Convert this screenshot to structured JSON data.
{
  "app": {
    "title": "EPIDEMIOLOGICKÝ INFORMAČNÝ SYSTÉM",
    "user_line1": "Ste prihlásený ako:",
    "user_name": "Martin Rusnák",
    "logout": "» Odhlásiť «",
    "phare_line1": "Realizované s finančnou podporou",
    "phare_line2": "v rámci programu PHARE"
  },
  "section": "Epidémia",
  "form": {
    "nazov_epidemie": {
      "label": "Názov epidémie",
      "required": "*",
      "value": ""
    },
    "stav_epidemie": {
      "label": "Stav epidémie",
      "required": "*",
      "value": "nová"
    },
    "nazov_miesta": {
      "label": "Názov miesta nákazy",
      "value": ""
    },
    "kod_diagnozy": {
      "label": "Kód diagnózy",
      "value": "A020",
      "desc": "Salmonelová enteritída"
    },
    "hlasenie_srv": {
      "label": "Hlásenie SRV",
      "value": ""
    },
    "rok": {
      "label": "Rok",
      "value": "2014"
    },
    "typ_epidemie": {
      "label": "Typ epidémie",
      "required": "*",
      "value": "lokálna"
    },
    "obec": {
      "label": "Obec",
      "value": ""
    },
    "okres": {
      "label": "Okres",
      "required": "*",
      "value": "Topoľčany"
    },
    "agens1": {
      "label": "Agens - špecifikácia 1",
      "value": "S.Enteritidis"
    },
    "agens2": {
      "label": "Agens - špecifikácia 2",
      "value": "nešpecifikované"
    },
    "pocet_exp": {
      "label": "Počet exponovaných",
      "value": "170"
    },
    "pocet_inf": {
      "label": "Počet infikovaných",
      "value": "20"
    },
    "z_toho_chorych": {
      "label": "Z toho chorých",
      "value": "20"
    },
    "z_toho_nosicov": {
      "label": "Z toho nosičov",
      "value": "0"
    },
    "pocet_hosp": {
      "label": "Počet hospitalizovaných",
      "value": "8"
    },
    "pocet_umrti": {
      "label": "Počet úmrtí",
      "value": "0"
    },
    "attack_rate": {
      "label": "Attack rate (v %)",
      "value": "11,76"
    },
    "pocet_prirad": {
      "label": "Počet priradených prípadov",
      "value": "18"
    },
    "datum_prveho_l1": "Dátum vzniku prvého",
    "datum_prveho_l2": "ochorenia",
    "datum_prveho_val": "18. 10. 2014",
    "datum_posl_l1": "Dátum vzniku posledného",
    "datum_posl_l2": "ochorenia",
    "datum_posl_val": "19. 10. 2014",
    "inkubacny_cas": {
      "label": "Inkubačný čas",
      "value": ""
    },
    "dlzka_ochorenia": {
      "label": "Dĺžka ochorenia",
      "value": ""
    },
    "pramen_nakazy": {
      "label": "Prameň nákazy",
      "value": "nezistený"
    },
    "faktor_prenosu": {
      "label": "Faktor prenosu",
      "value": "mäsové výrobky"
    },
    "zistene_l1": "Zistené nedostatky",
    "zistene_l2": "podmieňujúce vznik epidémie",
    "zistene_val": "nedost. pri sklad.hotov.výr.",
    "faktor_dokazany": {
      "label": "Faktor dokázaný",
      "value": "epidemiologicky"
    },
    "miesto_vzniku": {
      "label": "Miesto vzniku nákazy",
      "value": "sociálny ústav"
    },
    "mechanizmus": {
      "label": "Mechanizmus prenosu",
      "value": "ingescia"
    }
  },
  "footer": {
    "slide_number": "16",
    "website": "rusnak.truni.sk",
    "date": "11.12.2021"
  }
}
■ ■ ■
▸ To be done
Copy out each line of the records that holds the string "Názov".

▸ The response
      "label": "Názov epidémie",
      "label": "Názov miesta nákazy",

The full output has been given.